Data lines:
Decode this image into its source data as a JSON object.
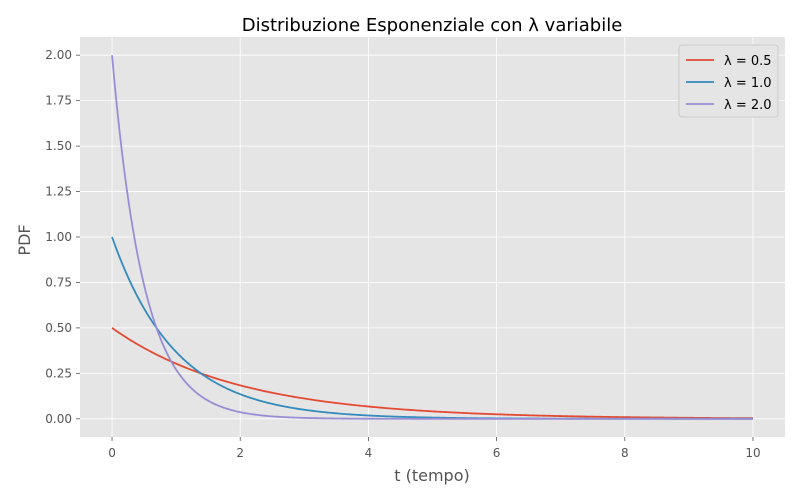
{
  "chart_data": {
    "type": "line",
    "title": "Distribuzione Esponenziale con λ variabile",
    "xlabel": "t (tempo)",
    "ylabel": "PDF",
    "xlim": [
      -0.5,
      10.5
    ],
    "ylim": [
      -0.1,
      2.1
    ],
    "xticks": [
      0,
      2,
      4,
      6,
      8,
      10
    ],
    "yticks": [
      0.0,
      0.25,
      0.5,
      0.75,
      1.0,
      1.25,
      1.5,
      1.75,
      2.0
    ],
    "xtick_labels": [
      "0",
      "2",
      "4",
      "6",
      "8",
      "10"
    ],
    "ytick_labels": [
      "0.00",
      "0.25",
      "0.50",
      "0.75",
      "1.00",
      "1.25",
      "1.50",
      "1.75",
      "2.00"
    ],
    "grid": true,
    "legend_position": "top-right",
    "series": [
      {
        "name": "λ = 0.5",
        "lambda": 0.5,
        "color": "#E24A33",
        "x": [
          0,
          0.5,
          1,
          1.5,
          2,
          3,
          4,
          5,
          6,
          7,
          8,
          9,
          10
        ],
        "y": [
          0.5,
          0.389,
          0.303,
          0.236,
          0.184,
          0.112,
          0.068,
          0.041,
          0.025,
          0.015,
          0.009,
          0.006,
          0.003
        ]
      },
      {
        "name": "λ = 1.0",
        "lambda": 1.0,
        "color": "#348ABD",
        "x": [
          0,
          0.5,
          1,
          1.5,
          2,
          3,
          4,
          5,
          6,
          7,
          8,
          9,
          10
        ],
        "y": [
          1.0,
          0.607,
          0.368,
          0.223,
          0.135,
          0.05,
          0.018,
          0.007,
          0.002,
          0.001,
          0.0003,
          0.0001,
          5e-05
        ]
      },
      {
        "name": "λ = 2.0",
        "lambda": 2.0,
        "color": "#988ED5",
        "x": [
          0,
          0.25,
          0.5,
          0.75,
          1,
          1.5,
          2,
          3,
          4,
          5,
          6,
          7,
          8,
          9,
          10
        ],
        "y": [
          2.0,
          1.213,
          0.736,
          0.446,
          0.271,
          0.1,
          0.037,
          0.005,
          0.0007,
          9e-05,
          1e-05,
          0.0,
          0.0,
          0.0,
          0.0
        ]
      }
    ]
  },
  "colors": {
    "plot_background": "#E5E5E5",
    "grid": "#FFFFFF",
    "text": "#000000",
    "tick_text": "#555555"
  }
}
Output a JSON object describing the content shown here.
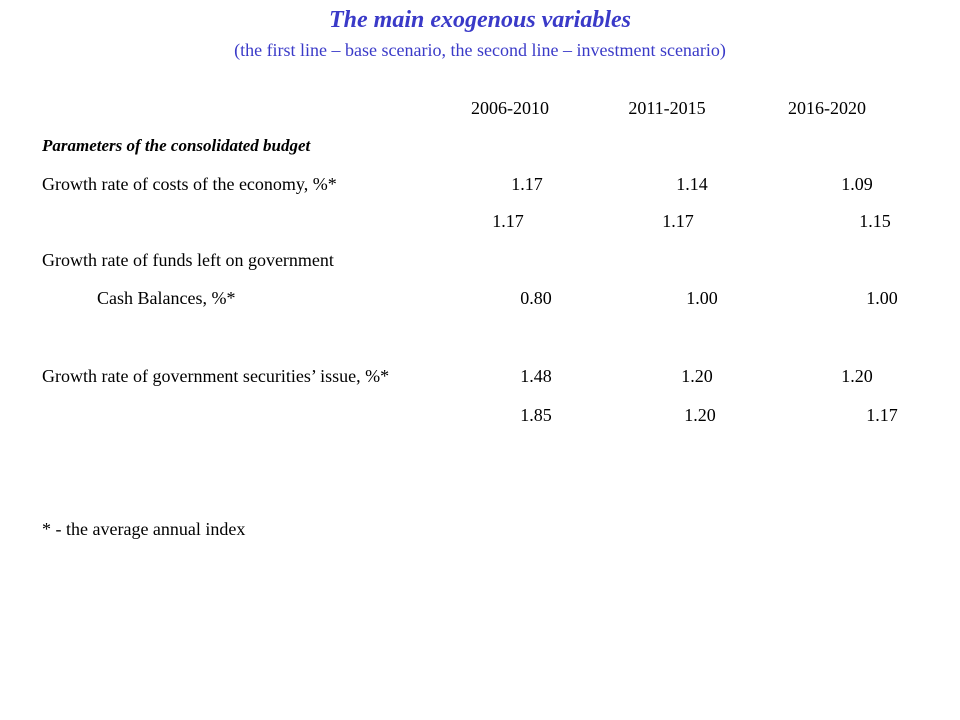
{
  "header": {
    "title": "The main exogenous variables",
    "subtitle": "(the first line – base scenario, the second line – investment scenario)",
    "accent_color": "#3a3ac8"
  },
  "table": {
    "columns": [
      "2006-2010",
      "2011-2015",
      "2016-2020"
    ],
    "section_title": "Parameters of the consolidated budget",
    "rows": [
      {
        "label": "Growth rate of costs of the economy, %*",
        "base": [
          "1.17",
          "1.14",
          "1.09"
        ],
        "investment": [
          "1.17",
          "1.17",
          "1.15"
        ]
      },
      {
        "label_line1": "Growth rate of funds left on government",
        "label_line2": "Cash Balances, %*",
        "base": [
          "0.80",
          "1.00",
          "1.00"
        ]
      },
      {
        "label": "Growth rate of government securities’ issue, %*",
        "base": [
          "1.48",
          "1.20",
          "1.20"
        ],
        "investment": [
          "1.85",
          "1.20",
          "1.17"
        ]
      }
    ]
  },
  "footnote": "* - the average annual index"
}
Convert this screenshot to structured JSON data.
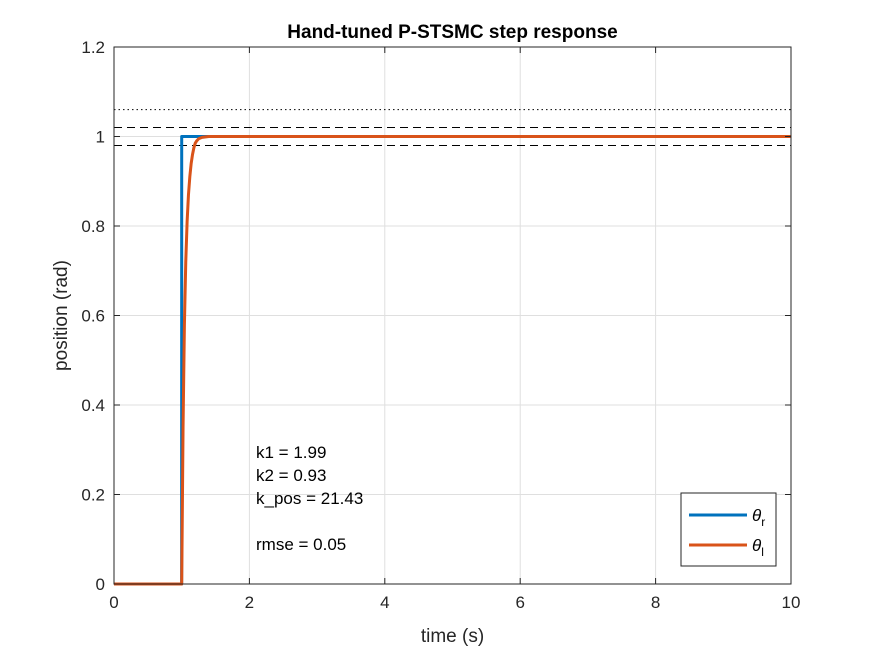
{
  "chart_data": {
    "type": "line",
    "title": "Hand-tuned P-STSMC step response",
    "xlabel": "time (s)",
    "ylabel": "position (rad)",
    "xlim": [
      0,
      10
    ],
    "ylim": [
      0,
      1.2
    ],
    "xticks": [
      0,
      2,
      4,
      6,
      8,
      10
    ],
    "yticks": [
      0,
      0.2,
      0.4,
      0.6,
      0.8,
      1,
      1.2
    ],
    "xtick_labels": [
      "0",
      "2",
      "4",
      "6",
      "8",
      "10"
    ],
    "ytick_labels": [
      "0",
      "0.2",
      "0.4",
      "0.6",
      "0.8",
      "1",
      "1.2"
    ],
    "grid": true,
    "legend_position": "bottom-right",
    "series": [
      {
        "name": "θ_r",
        "legend_symbol": "θ",
        "legend_sub": "r",
        "color": "#0072BD",
        "x": [
          0,
          0.999,
          1.0,
          10
        ],
        "y": [
          0,
          0,
          1,
          1
        ]
      },
      {
        "name": "θ_l",
        "legend_symbol": "θ",
        "legend_sub": "l",
        "color": "#D95319",
        "x": [
          0,
          1.0,
          1.02,
          1.04,
          1.06,
          1.08,
          1.1,
          1.12,
          1.14,
          1.16,
          1.18,
          1.2,
          1.22,
          1.25,
          1.3,
          1.4,
          1.6,
          2.0,
          10
        ],
        "y": [
          0,
          0,
          0.35,
          0.58,
          0.72,
          0.81,
          0.87,
          0.91,
          0.94,
          0.96,
          0.975,
          0.985,
          0.99,
          0.995,
          0.998,
          1.0,
          1.0,
          1.0,
          1.0
        ]
      }
    ],
    "reference_lines": [
      {
        "y": 1.06,
        "style": "dotted",
        "color": "#000000"
      },
      {
        "y": 1.02,
        "style": "dashed",
        "color": "#000000"
      },
      {
        "y": 0.98,
        "style": "dashed",
        "color": "#000000"
      }
    ],
    "annotations": [
      "k1 = 1.99",
      "k2 = 0.93",
      "k_pos = 21.43",
      "",
      "rmse = 0.05"
    ]
  }
}
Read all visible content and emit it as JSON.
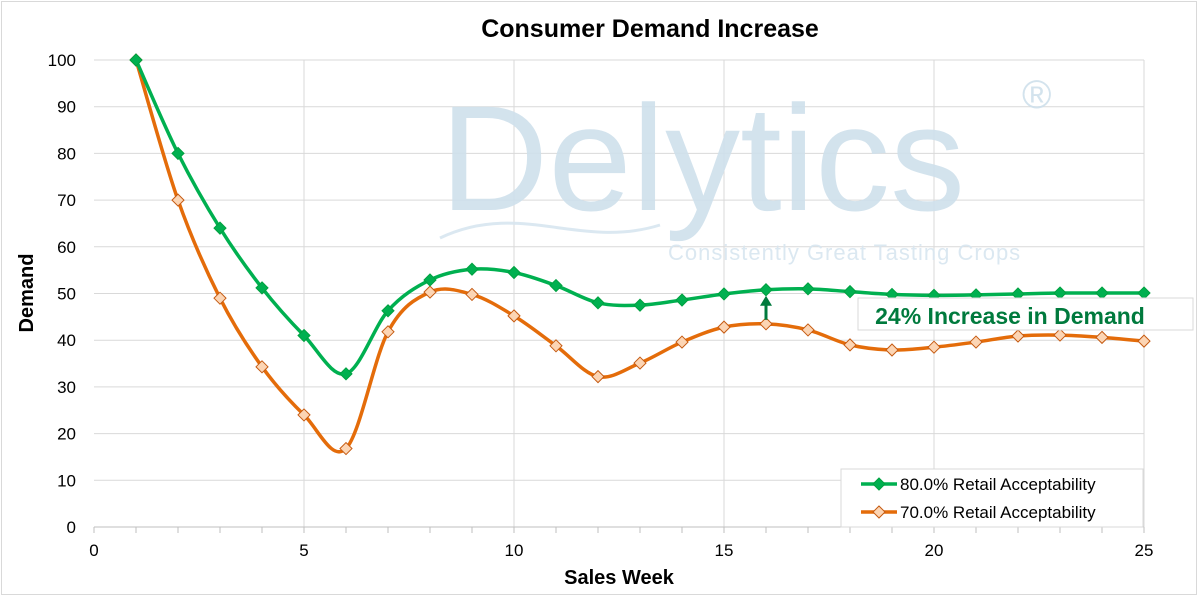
{
  "chart_data": {
    "type": "line",
    "title": "Consumer Demand Increase",
    "xlabel": "Sales Week",
    "ylabel": "Demand",
    "xlim": [
      0,
      25
    ],
    "ylim": [
      0,
      100
    ],
    "xticks": [
      0,
      5,
      10,
      15,
      20,
      25
    ],
    "yticks": [
      0,
      10,
      20,
      30,
      40,
      50,
      60,
      70,
      80,
      90,
      100
    ],
    "grid": true,
    "smooth": true,
    "legend_position": "bottom-right",
    "x": [
      1,
      2,
      3,
      4,
      5,
      6,
      7,
      8,
      9,
      10,
      11,
      12,
      13,
      14,
      15,
      16,
      17,
      18,
      19,
      20,
      21,
      22,
      23,
      24,
      25
    ],
    "series": [
      {
        "name": "80.0% Retail Acceptability",
        "color": "#00b050",
        "marker": "diamond",
        "marker_fill": "#00b050",
        "values": [
          100,
          80,
          64,
          51.2,
          41,
          32.8,
          46.3,
          52.9,
          55.2,
          54.5,
          51.7,
          48,
          47.5,
          48.6,
          49.9,
          50.8,
          51,
          50.4,
          49.8,
          49.6,
          49.7,
          49.9,
          50.1,
          50.1,
          50.1
        ]
      },
      {
        "name": "70.0% Retail Acceptability",
        "color": "#e46c0a",
        "marker": "diamond",
        "marker_fill": "#fcd5b4",
        "values": [
          100,
          70,
          49,
          34.3,
          24,
          16.8,
          41.8,
          50.3,
          49.8,
          45.2,
          38.8,
          32.2,
          35.1,
          39.6,
          42.8,
          43.5,
          42.2,
          39,
          37.9,
          38.5,
          39.6,
          40.9,
          41.1,
          40.6,
          39.8
        ]
      }
    ],
    "annotation": {
      "text": "24% Increase in Demand",
      "color": "#007a3d",
      "arrow_at_x": 16
    }
  },
  "watermark": {
    "brand": "Delytics",
    "mark": "®",
    "tagline": "Consistently Great Tasting Crops",
    "color": "#c9dcea"
  }
}
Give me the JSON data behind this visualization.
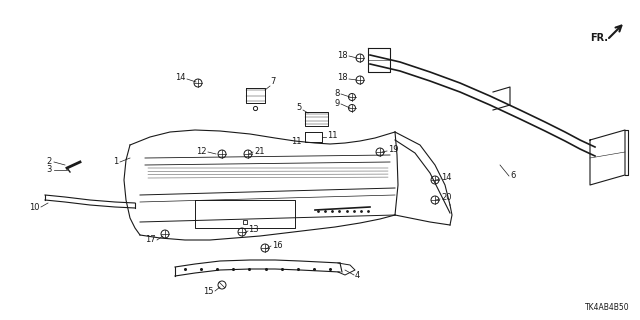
{
  "bg_color": "#ffffff",
  "line_color": "#1a1a1a",
  "title_code": "TK4AB4B50",
  "fr_label": "FR.",
  "figsize": [
    6.4,
    3.2
  ],
  "dpi": 100
}
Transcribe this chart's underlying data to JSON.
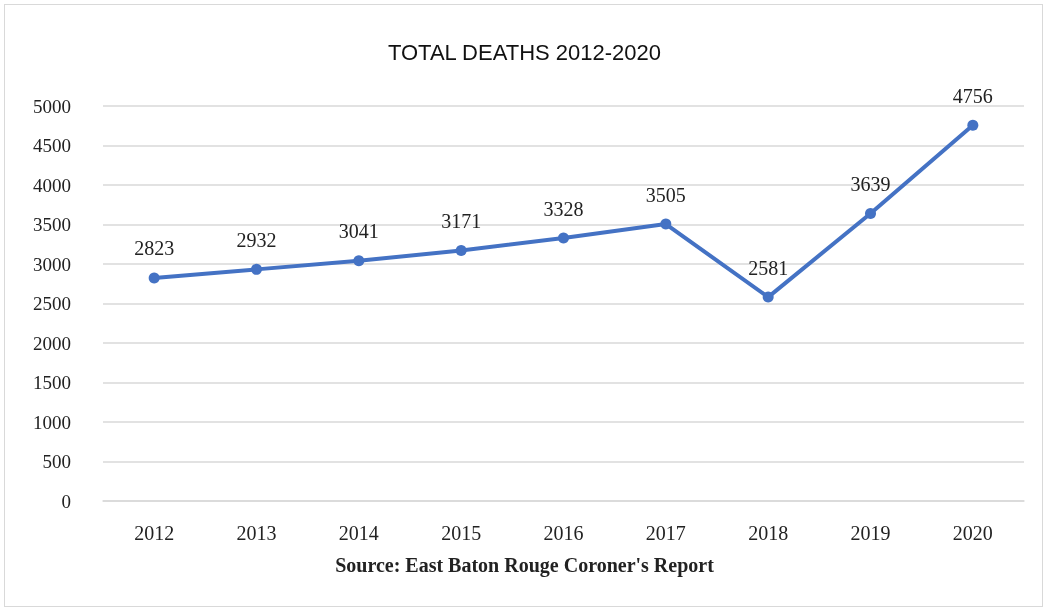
{
  "chart_data": {
    "type": "line",
    "title": "TOTAL DEATHS 2012-2020",
    "categories": [
      "2012",
      "2013",
      "2014",
      "2015",
      "2016",
      "2017",
      "2018",
      "2019",
      "2020"
    ],
    "series": [
      {
        "color": "#4472c4",
        "values": [
          2823,
          2932,
          3041,
          3171,
          3328,
          3505,
          2581,
          3639,
          4756
        ]
      }
    ],
    "ylim": [
      0,
      5000
    ],
    "yticks": [
      0,
      500,
      1000,
      1500,
      2000,
      2500,
      3000,
      3500,
      4000,
      4500,
      5000
    ],
    "grid": "y",
    "marker": "circle",
    "line_style": "solid",
    "data_labels": true,
    "annotations": [
      "Source: East Baton Rouge Coroner's Report"
    ]
  }
}
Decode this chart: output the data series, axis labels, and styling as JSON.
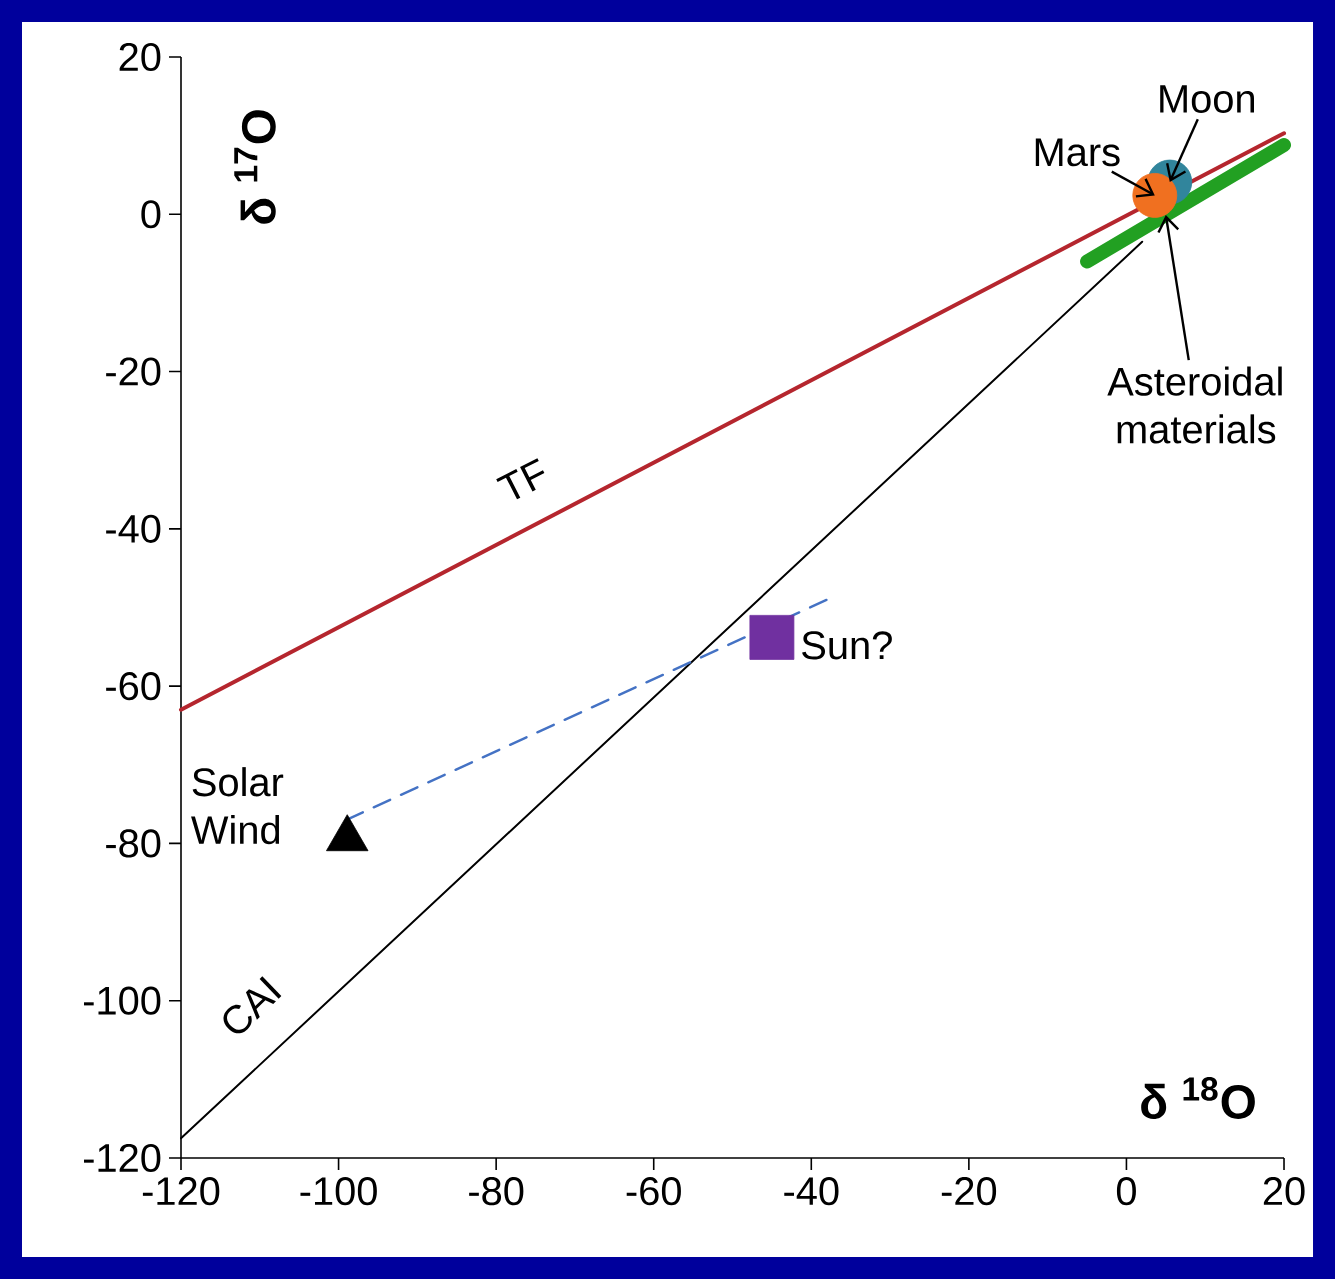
{
  "chart_data": {
    "type": "line",
    "xlabel": "δ $^{18}$O",
    "ylabel": "δ $^{17}$O",
    "xlim": [
      -120,
      20
    ],
    "ylim": [
      -120,
      20
    ],
    "xticks": [
      -120,
      -100,
      -80,
      -60,
      -40,
      -20,
      0,
      20
    ],
    "yticks": [
      -120,
      -100,
      -80,
      -60,
      -40,
      -20,
      0,
      20
    ],
    "series": [
      {
        "color": "#b5262e",
        "x": [
          -120,
          20
        ],
        "values": [
          -63,
          10.3
        ],
        "line_style": "solid"
      },
      {
        "color": "#000000",
        "x": [
          -120,
          2
        ],
        "values": [
          -117.5,
          -3.5
        ],
        "line_style": "solid"
      },
      {
        "color": "#4472c4",
        "x": [
          -99,
          -38
        ],
        "values": [
          -77,
          -49
        ],
        "line_style": "dashed"
      },
      {
        "color": "#22a022",
        "x": [
          -5,
          20
        ],
        "values": [
          -6,
          8.8
        ],
        "line_style": "solid"
      },
      {
        "type": "scatter",
        "color": "#31859c",
        "x": [
          5.5
        ],
        "values": [
          4.1
        ],
        "marker": "circle"
      },
      {
        "type": "scatter",
        "color": "#f07020",
        "x": [
          3.6
        ],
        "values": [
          2.4
        ],
        "marker": "circle"
      },
      {
        "type": "scatter",
        "color": "#7030a0",
        "x": [
          -45
        ],
        "values": [
          -53.8
        ],
        "marker": "square"
      },
      {
        "type": "scatter",
        "color": "#000000",
        "x": [
          -98.9
        ],
        "values": [
          -79.4
        ],
        "marker": "triangle"
      }
    ],
    "annotations": [
      {
        "text": "TF",
        "x": -75,
        "y": -39.5
      },
      {
        "text": "CAI",
        "x": -107,
        "y": -105
      },
      {
        "text": "Sun?",
        "x": -45,
        "y": -53.8
      },
      "Solar Wind",
      {
        "text": "Mars",
        "x": 3.6,
        "y": 2.4
      },
      {
        "text": "Moon",
        "x": 5.5,
        "y": 4.1
      },
      {
        "text": "Asteroidal materials",
        "x": 5,
        "y": -0.1
      }
    ]
  }
}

What you will do: Only the number is wanted: how many lines contain the string "JSON"?

Output below: 7